> WHAT YOU HAVE TO DO: Select the lines that contain "this" and copy each of them.

> LISTING:
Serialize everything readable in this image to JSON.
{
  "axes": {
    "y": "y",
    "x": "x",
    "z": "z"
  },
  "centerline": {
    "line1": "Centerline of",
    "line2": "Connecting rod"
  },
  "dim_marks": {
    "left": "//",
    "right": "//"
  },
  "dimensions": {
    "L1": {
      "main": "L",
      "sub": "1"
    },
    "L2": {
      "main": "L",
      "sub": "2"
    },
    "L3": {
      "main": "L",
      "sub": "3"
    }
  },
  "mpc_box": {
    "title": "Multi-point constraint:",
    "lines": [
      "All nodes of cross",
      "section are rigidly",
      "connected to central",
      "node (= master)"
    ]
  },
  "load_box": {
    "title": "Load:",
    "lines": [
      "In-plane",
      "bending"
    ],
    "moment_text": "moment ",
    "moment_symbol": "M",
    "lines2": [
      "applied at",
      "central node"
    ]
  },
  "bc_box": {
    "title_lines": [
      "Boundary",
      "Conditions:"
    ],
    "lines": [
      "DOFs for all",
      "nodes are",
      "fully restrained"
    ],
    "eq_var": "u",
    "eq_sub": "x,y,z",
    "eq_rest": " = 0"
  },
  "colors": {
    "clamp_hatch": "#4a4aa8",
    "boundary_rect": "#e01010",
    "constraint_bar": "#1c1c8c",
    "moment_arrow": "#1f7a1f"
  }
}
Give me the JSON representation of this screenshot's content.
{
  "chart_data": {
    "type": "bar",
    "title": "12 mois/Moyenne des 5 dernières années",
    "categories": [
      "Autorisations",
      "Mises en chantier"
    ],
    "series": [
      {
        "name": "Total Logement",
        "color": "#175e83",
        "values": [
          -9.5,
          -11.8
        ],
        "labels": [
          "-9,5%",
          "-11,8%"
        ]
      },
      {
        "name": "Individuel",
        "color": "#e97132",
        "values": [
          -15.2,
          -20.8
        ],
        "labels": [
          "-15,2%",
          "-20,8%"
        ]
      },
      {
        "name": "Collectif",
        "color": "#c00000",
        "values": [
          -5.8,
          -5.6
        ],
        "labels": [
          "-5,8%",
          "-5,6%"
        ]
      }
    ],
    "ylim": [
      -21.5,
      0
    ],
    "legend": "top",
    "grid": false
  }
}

> RESULT:
Serialize everything readable in this image to JSON.
Give me the JSON representation of this screenshot's content.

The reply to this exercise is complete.